[start of INFORMATION SUPPLIED]

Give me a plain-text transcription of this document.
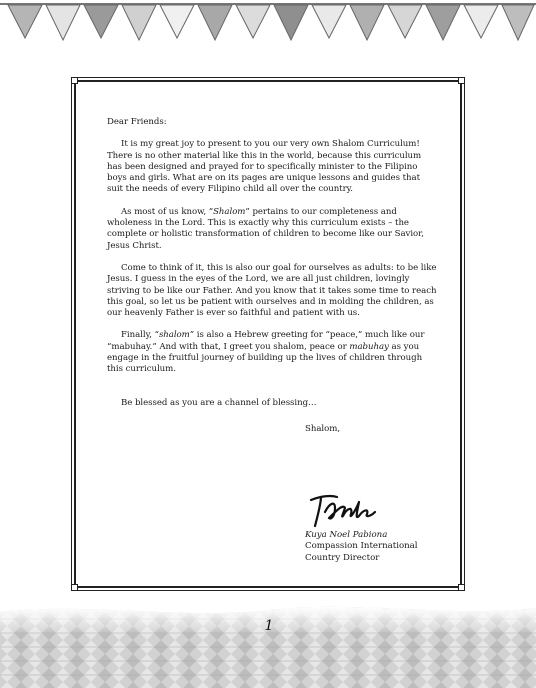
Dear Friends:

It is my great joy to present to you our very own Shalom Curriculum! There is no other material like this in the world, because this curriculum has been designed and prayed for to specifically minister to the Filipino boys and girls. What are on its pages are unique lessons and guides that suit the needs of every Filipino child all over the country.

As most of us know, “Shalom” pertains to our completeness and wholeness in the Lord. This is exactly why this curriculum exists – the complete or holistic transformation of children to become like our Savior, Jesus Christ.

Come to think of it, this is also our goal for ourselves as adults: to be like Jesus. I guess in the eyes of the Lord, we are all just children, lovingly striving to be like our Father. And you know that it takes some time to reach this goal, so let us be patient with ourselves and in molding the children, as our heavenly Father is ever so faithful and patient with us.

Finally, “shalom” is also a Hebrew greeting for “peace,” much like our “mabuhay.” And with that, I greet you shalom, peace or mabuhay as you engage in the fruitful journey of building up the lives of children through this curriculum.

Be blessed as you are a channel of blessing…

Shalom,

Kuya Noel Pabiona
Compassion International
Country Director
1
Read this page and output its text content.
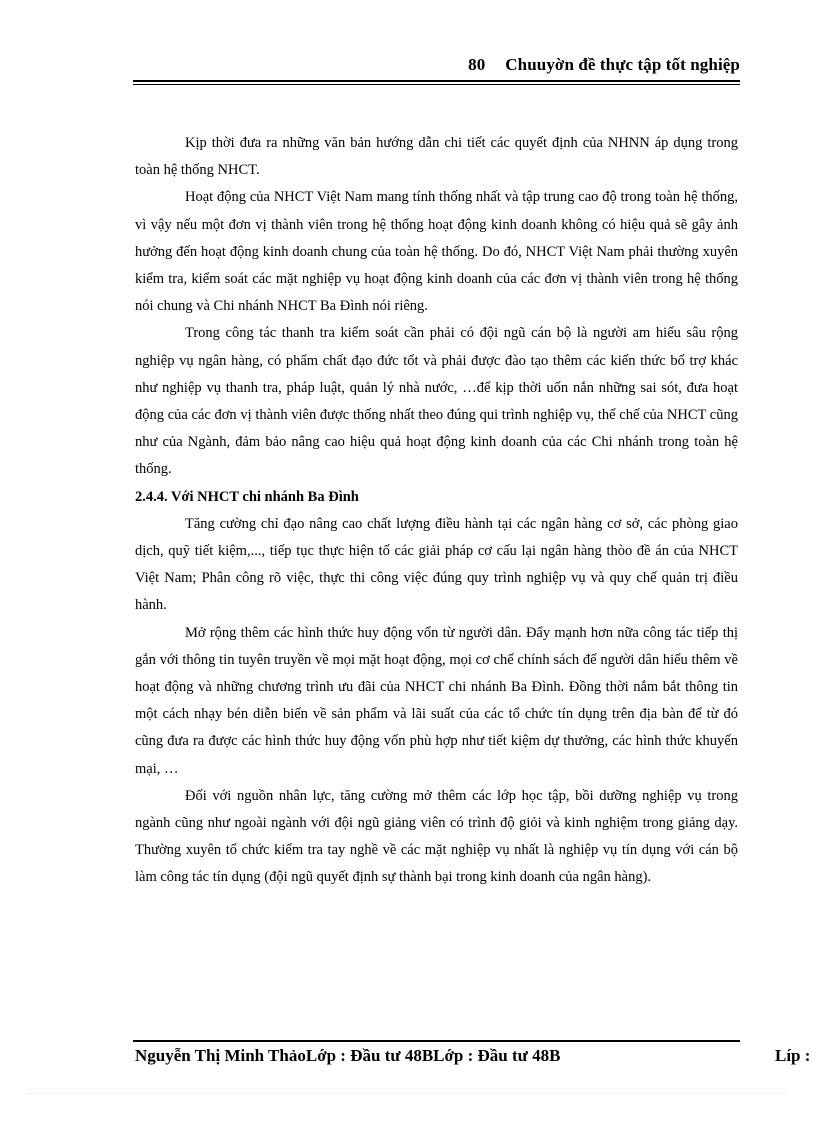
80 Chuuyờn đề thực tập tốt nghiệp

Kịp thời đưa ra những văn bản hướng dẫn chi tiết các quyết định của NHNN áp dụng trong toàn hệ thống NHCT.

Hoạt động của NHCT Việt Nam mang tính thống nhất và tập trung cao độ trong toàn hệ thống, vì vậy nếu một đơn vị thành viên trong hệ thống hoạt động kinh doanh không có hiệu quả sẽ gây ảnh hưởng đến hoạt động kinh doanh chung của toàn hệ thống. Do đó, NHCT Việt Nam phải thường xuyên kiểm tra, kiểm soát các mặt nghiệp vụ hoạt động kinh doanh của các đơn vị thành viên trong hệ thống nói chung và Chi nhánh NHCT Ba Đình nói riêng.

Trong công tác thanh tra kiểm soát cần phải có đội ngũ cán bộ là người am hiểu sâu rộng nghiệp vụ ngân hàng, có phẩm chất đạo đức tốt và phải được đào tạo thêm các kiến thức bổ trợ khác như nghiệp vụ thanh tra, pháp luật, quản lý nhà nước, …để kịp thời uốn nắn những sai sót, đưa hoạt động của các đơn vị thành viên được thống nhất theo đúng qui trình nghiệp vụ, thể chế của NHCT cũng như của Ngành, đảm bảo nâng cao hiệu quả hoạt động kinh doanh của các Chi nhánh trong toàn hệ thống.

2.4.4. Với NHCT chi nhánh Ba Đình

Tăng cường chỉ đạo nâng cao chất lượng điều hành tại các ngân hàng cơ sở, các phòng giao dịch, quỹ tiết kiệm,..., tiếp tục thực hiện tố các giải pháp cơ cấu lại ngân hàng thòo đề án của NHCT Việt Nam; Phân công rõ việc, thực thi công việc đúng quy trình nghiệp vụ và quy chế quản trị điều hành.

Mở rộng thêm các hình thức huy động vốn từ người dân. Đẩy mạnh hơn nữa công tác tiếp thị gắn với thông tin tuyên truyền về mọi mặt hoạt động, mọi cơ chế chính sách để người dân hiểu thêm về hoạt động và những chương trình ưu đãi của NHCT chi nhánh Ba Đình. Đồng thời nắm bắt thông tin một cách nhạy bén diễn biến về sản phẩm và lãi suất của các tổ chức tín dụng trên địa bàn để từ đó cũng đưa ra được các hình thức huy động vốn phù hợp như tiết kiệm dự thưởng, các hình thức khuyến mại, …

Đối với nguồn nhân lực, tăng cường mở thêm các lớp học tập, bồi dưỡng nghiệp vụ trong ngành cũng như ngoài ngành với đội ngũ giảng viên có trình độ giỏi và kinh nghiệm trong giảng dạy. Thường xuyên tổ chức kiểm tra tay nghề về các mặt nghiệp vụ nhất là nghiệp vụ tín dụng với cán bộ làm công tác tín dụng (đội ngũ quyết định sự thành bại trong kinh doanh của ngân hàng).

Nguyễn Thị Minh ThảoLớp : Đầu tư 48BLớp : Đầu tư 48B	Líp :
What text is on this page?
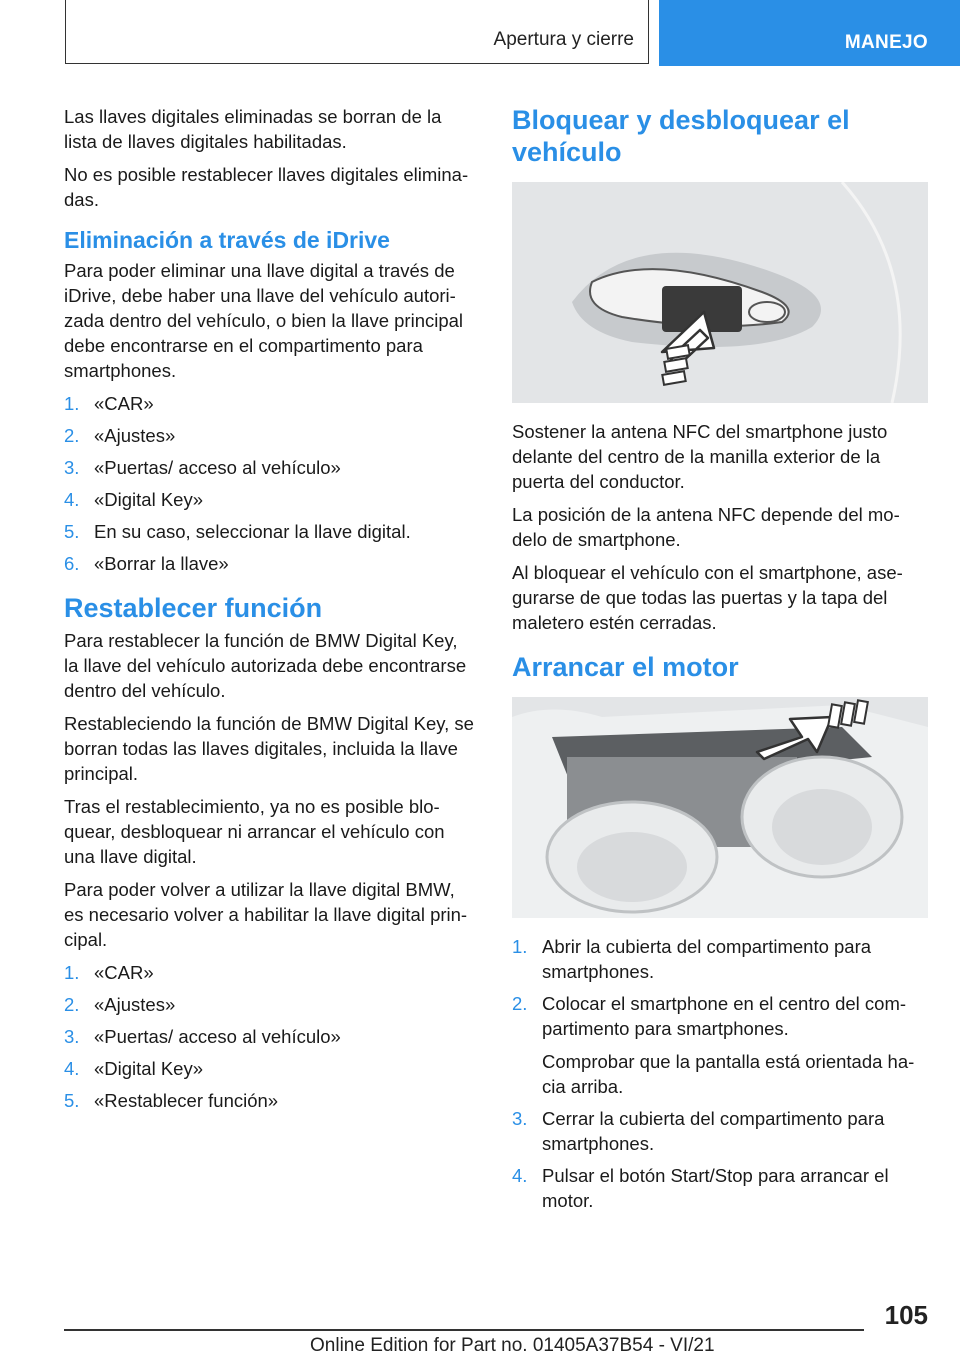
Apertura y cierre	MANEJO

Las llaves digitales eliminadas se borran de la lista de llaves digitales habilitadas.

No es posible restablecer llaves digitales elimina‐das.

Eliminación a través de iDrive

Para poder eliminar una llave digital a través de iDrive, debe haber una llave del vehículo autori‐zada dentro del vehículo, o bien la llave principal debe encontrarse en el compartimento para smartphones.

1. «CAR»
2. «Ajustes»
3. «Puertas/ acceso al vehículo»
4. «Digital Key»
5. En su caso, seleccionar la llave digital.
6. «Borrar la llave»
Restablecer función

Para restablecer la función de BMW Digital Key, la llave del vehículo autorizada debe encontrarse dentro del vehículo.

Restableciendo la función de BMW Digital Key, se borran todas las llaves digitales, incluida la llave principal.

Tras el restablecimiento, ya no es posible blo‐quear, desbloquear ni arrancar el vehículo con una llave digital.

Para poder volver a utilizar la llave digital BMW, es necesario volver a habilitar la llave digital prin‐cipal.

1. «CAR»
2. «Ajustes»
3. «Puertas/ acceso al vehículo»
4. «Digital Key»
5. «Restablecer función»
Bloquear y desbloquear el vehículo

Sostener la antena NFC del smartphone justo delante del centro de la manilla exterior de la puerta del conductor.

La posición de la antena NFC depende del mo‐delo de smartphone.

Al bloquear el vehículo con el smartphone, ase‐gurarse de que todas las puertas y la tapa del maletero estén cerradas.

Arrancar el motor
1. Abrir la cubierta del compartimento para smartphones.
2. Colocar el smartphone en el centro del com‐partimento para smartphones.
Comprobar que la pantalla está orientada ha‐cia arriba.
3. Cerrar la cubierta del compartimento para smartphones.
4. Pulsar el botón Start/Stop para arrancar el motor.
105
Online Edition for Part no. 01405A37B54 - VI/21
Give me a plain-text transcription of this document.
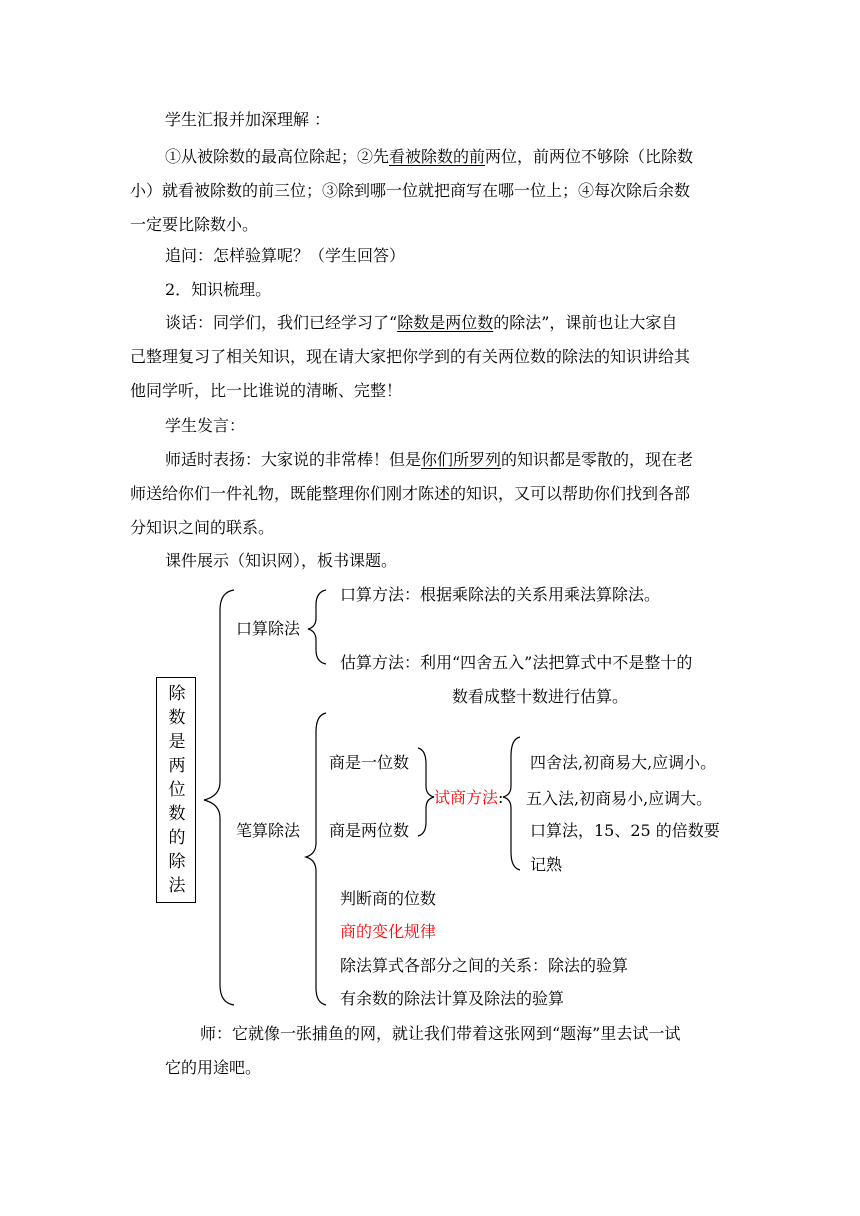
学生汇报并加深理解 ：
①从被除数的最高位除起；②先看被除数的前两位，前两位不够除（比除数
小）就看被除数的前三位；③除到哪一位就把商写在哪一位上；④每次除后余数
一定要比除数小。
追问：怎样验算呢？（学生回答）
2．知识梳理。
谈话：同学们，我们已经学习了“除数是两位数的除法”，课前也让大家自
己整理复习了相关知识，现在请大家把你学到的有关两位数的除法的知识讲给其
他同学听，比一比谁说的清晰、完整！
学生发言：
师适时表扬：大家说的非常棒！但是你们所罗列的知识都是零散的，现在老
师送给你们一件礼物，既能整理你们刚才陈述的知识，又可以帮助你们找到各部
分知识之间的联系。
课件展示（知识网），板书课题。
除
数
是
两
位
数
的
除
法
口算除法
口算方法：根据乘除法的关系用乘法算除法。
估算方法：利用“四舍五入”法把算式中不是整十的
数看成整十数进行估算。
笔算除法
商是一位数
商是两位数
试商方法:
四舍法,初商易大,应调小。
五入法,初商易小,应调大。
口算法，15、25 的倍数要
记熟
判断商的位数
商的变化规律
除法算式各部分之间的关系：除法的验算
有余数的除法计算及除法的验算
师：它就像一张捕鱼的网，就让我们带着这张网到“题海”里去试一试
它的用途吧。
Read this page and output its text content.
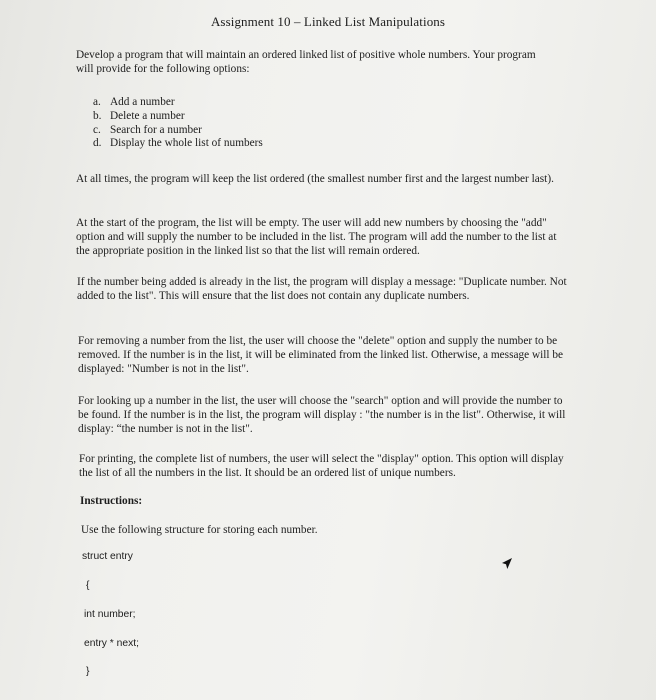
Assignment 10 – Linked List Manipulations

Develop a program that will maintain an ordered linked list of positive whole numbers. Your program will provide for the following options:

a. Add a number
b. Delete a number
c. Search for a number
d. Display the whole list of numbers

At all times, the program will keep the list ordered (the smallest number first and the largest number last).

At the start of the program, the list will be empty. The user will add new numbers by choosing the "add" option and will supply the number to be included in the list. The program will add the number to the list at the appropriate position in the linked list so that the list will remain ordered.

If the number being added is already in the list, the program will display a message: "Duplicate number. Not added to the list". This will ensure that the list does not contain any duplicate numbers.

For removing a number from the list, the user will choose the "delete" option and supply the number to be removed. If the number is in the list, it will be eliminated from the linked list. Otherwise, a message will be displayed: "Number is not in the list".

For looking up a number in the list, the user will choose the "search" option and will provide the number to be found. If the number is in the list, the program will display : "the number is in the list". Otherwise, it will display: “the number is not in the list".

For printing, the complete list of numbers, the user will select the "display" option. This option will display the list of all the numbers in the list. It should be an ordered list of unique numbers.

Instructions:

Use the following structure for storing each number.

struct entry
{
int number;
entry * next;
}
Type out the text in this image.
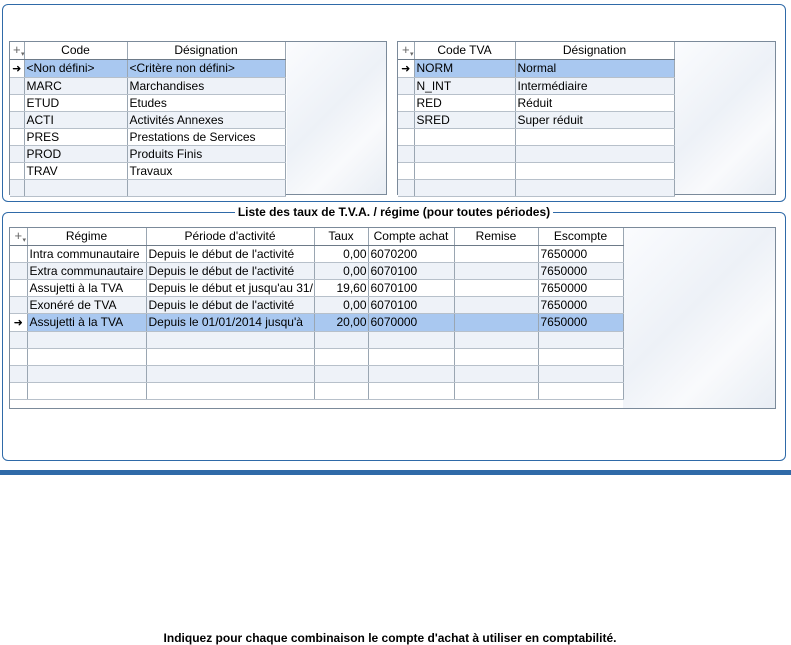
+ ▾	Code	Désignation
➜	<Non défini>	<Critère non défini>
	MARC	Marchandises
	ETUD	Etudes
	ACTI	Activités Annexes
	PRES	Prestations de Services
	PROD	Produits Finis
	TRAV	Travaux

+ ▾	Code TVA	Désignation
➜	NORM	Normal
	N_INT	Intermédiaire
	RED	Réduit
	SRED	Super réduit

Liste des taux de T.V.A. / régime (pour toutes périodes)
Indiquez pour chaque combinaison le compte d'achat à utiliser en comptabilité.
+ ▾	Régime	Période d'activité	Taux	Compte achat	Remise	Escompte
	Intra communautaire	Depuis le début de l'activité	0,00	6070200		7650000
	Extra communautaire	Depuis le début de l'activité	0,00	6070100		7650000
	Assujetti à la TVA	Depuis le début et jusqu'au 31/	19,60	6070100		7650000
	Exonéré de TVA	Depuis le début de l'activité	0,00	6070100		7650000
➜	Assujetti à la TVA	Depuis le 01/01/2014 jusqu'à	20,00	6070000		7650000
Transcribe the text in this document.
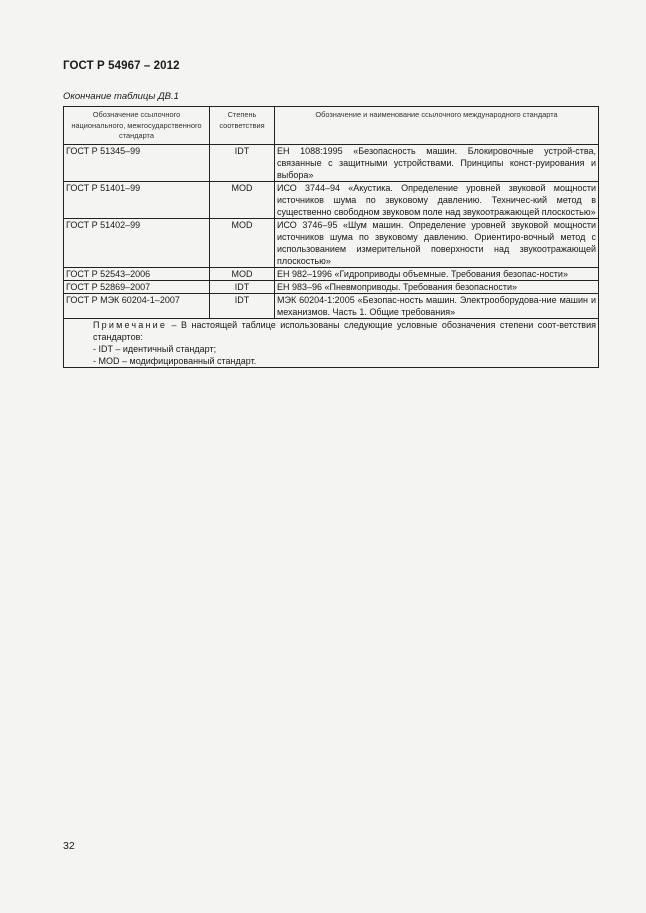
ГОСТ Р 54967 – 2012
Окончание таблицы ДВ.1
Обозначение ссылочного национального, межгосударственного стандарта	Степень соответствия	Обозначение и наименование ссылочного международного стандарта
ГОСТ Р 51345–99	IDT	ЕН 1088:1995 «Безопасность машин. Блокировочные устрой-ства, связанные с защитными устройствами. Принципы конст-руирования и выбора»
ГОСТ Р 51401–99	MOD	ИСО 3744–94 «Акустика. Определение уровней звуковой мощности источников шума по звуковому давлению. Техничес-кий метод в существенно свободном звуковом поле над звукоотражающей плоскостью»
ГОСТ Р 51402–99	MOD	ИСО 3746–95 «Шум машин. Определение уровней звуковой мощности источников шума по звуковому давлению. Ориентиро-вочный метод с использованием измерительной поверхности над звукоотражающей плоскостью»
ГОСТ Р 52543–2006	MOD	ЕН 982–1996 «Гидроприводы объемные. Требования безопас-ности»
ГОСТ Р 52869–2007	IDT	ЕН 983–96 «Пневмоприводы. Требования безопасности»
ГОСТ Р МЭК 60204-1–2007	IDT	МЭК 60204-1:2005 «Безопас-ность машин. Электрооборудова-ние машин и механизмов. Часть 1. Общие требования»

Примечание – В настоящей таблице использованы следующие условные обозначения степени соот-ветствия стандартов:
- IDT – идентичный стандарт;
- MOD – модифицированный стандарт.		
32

[end of INFORMATION SUPPLIED]

Considering only the records above, state the number of lines that include the word "doanh", with nothing added.

(THE RESPONSE): 3